:: PROBLEM ::
Copy every record below exactly as written, but leave out the pictures.

-- GIVEN DATA start --

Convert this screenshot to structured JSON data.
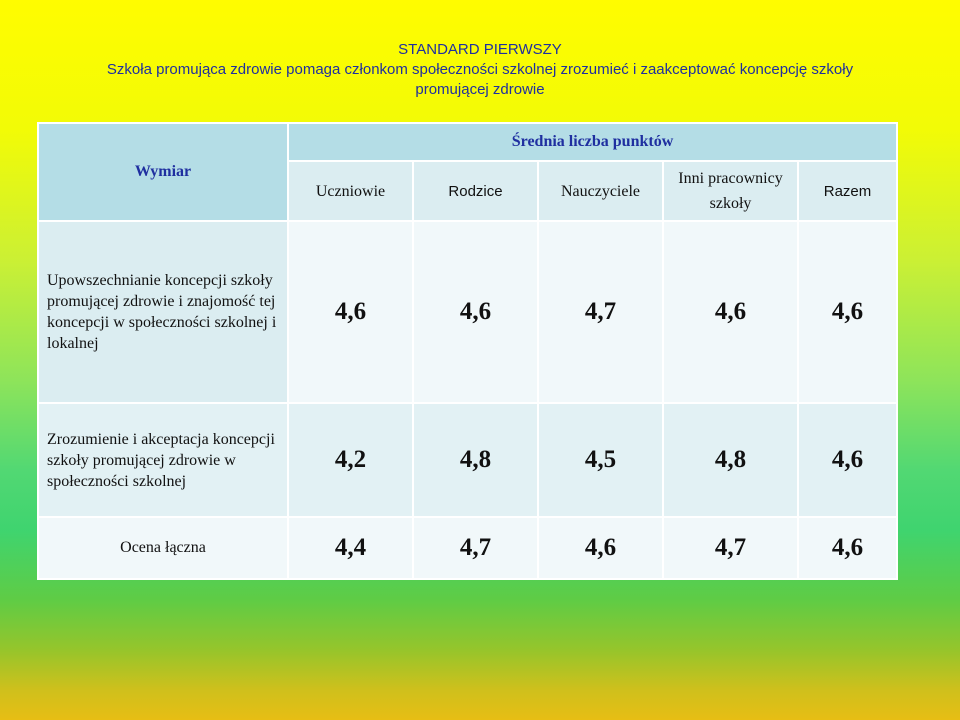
{
  "heading": {
    "line1": "STANDARD PIERWSZY",
    "line2": "Szkoła promująca zdrowie pomaga członkom społeczności szkolnej zrozumieć i zaakceptować koncepcję szkoły promującej zdrowie"
  },
  "table": {
    "dimension_header": "Wymiar",
    "group_header": "Średnia liczba punktów",
    "columns": [
      "Uczniowie",
      "Rodzice",
      "Nauczyciele",
      "Inni pracownicy szkoły",
      "Razem"
    ],
    "rows": [
      {
        "label": "Upowszechnianie koncepcji szkoły promującej zdrowie i znajomość tej koncepcji w społeczności szkolnej i lokalnej",
        "values": [
          "4,6",
          "4,6",
          "4,7",
          "4,6",
          "4,6"
        ]
      },
      {
        "label": "Zrozumienie i akceptacja koncepcji szkoły promującej zdrowie w społeczności szkolnej",
        "values": [
          "4,2",
          "4,8",
          "4,5",
          "4,8",
          "4,6"
        ]
      }
    ],
    "total": {
      "label": "Ocena łączna",
      "values": [
        "4,4",
        "4,7",
        "4,6",
        "4,7",
        "4,6"
      ]
    }
  }
}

-- GIVEN DATA end --

:: EXERCISE ANSWER ::
Convert this screenshot to structured JSON data.
{
  "heading": {
    "line1": "STANDARD PIERWSZY",
    "line2": "Szkoła promująca zdrowie pomaga członkom społeczności szkolnej zrozumieć i zaakceptować koncepcję szkoły promującej zdrowie"
  },
  "table": {
    "dimension_header": "Wymiar",
    "group_header": "Średnia liczba punktów",
    "columns": [
      "Uczniowie",
      "Rodzice",
      "Nauczyciele",
      "Inni pracownicy szkoły",
      "Razem"
    ],
    "rows": [
      {
        "label": "Upowszechnianie koncepcji szkoły promującej zdrowie i znajomość tej koncepcji w społeczności szkolnej i lokalnej",
        "values": [
          "4,6",
          "4,6",
          "4,7",
          "4,6",
          "4,6"
        ]
      },
      {
        "label": "Zrozumienie i akceptacja koncepcji szkoły promującej zdrowie w społeczności szkolnej",
        "values": [
          "4,2",
          "4,8",
          "4,5",
          "4,8",
          "4,6"
        ]
      }
    ],
    "total": {
      "label": "Ocena łączna",
      "values": [
        "4,4",
        "4,7",
        "4,6",
        "4,7",
        "4,6"
      ]
    }
  }
}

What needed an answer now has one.